Look through the data below. Pick out the lines holding the string "hormone".
## begin Input for this task
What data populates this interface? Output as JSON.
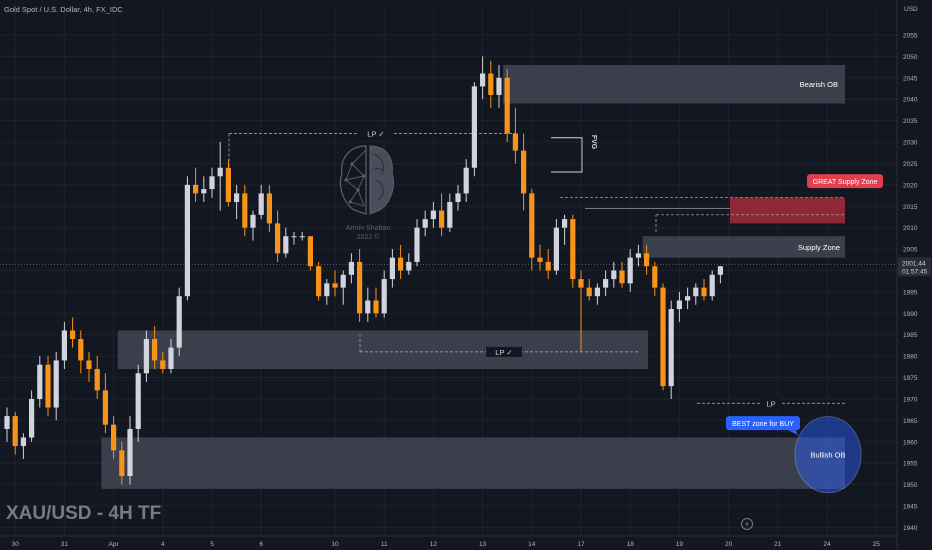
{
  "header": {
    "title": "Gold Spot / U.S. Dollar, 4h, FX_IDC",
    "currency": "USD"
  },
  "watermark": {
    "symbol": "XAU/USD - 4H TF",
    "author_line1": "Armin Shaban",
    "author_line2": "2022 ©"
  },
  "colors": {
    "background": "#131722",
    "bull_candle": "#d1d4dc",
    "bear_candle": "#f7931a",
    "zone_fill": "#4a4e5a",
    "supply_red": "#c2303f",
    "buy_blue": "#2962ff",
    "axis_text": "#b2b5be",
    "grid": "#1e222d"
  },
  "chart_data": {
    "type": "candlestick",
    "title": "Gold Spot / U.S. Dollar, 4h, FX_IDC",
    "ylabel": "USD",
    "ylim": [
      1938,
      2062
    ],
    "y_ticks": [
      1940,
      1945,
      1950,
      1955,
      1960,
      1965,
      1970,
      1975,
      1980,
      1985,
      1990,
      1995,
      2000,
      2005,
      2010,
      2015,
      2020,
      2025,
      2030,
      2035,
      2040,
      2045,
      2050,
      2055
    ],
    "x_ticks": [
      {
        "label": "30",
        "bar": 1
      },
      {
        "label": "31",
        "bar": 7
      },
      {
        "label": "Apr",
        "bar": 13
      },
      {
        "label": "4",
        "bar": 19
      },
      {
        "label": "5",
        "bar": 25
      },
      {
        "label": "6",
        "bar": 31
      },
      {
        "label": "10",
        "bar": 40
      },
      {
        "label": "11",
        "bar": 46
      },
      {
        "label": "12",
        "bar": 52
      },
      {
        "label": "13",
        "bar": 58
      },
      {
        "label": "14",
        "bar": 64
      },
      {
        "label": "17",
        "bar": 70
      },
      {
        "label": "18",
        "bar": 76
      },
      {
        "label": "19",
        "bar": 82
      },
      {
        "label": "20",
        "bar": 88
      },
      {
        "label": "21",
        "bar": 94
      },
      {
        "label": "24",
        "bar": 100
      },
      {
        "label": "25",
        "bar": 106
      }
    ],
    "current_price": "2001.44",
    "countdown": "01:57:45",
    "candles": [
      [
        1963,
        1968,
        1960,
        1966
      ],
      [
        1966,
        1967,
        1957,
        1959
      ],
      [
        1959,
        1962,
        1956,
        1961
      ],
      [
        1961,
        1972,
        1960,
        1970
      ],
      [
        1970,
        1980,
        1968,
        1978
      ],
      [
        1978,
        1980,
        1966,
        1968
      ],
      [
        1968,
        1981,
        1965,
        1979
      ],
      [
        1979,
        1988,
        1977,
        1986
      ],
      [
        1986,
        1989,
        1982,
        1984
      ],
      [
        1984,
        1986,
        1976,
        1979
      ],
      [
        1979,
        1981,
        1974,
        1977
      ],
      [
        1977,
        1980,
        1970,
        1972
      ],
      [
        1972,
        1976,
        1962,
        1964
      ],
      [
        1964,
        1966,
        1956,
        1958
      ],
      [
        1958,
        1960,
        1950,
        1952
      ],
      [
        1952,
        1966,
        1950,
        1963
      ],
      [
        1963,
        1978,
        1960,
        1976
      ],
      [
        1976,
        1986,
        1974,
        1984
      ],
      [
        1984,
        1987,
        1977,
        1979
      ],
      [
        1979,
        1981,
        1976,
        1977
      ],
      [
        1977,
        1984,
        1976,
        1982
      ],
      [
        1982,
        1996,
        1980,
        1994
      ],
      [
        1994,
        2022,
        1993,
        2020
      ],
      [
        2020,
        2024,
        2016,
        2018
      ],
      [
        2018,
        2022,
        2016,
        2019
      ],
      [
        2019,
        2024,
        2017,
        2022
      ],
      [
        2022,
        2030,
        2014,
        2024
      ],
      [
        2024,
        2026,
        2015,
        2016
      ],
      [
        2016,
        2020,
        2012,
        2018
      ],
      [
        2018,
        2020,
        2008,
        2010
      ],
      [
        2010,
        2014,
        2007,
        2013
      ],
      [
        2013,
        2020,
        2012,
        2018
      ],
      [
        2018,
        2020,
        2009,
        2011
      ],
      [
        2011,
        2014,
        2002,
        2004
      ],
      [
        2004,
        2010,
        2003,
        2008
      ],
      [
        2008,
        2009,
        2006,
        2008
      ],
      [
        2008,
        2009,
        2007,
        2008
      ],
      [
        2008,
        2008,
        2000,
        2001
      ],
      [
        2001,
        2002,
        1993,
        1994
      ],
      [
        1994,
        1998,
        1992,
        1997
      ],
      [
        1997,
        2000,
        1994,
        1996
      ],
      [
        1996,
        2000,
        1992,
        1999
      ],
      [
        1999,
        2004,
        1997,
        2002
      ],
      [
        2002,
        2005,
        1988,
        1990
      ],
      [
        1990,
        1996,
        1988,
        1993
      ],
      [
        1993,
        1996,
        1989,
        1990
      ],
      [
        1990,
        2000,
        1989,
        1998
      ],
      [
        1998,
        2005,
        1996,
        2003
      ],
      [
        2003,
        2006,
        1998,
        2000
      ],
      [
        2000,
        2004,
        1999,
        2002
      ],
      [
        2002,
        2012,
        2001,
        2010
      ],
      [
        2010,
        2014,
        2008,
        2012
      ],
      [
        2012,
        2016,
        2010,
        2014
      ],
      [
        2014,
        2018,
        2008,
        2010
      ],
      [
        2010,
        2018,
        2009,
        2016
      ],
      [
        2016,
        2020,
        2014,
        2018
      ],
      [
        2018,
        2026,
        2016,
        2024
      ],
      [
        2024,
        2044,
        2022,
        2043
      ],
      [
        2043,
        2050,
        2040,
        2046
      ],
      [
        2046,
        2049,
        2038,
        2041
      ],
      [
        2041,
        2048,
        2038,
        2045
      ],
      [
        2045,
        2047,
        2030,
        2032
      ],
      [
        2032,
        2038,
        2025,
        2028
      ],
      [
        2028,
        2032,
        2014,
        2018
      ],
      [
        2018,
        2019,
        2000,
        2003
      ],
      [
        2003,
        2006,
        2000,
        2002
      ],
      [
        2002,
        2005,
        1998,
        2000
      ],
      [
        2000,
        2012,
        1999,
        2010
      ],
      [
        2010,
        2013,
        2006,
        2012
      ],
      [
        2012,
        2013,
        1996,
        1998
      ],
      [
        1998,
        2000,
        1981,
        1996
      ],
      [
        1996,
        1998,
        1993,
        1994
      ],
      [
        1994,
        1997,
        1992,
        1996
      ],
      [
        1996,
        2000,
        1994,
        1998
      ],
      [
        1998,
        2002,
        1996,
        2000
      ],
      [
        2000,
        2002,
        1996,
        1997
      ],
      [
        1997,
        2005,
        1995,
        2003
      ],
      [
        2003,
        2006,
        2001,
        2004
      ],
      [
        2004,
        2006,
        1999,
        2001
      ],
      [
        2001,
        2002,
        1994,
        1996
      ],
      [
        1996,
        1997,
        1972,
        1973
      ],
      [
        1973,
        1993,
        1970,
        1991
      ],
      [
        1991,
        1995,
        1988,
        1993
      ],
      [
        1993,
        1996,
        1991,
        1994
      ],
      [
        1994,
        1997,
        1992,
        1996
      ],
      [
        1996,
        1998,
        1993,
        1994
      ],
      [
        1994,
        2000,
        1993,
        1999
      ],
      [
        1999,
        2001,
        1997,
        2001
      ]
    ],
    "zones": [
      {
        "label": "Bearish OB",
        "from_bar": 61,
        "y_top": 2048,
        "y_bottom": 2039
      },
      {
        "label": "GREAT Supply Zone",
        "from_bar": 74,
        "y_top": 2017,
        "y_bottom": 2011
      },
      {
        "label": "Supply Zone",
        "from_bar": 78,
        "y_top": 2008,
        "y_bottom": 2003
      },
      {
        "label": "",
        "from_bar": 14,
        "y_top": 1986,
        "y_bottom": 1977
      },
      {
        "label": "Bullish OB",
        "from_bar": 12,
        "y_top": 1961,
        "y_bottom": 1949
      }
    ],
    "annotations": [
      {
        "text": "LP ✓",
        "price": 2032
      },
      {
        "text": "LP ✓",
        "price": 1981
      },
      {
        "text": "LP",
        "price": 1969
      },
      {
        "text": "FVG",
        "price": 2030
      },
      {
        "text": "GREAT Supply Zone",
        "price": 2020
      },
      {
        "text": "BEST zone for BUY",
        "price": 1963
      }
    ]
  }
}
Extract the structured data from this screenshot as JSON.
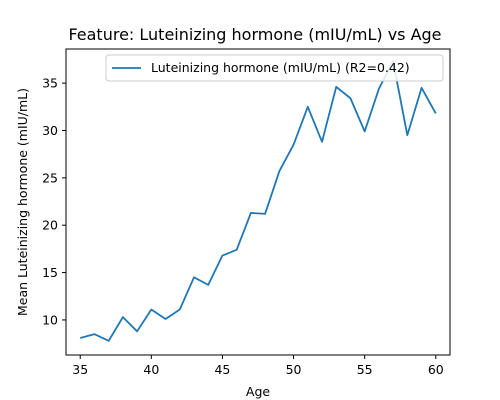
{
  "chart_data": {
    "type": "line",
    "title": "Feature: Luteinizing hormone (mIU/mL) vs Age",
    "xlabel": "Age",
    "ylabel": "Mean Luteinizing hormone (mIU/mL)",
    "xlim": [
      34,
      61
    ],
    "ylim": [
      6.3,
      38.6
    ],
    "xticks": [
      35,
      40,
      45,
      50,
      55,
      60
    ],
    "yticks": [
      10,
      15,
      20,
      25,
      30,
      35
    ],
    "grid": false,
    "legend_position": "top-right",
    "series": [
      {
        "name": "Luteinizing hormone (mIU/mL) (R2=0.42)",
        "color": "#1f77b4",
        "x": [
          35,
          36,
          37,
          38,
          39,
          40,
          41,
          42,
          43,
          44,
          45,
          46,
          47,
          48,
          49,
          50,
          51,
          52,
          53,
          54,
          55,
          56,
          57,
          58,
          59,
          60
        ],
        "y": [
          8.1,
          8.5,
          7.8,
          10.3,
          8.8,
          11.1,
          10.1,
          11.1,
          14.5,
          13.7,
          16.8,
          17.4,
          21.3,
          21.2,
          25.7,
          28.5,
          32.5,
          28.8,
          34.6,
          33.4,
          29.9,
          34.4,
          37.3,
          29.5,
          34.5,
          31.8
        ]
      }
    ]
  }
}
## end Input for this task
• Task result:
    "title": "Feature: Luteinizing hormone (mIU/mL) vs Age",
    "ylabel": "Mean Luteinizing hormone (mIU/mL)",
        "name": "Luteinizing hormone (mIU/mL) (R2=0.42)",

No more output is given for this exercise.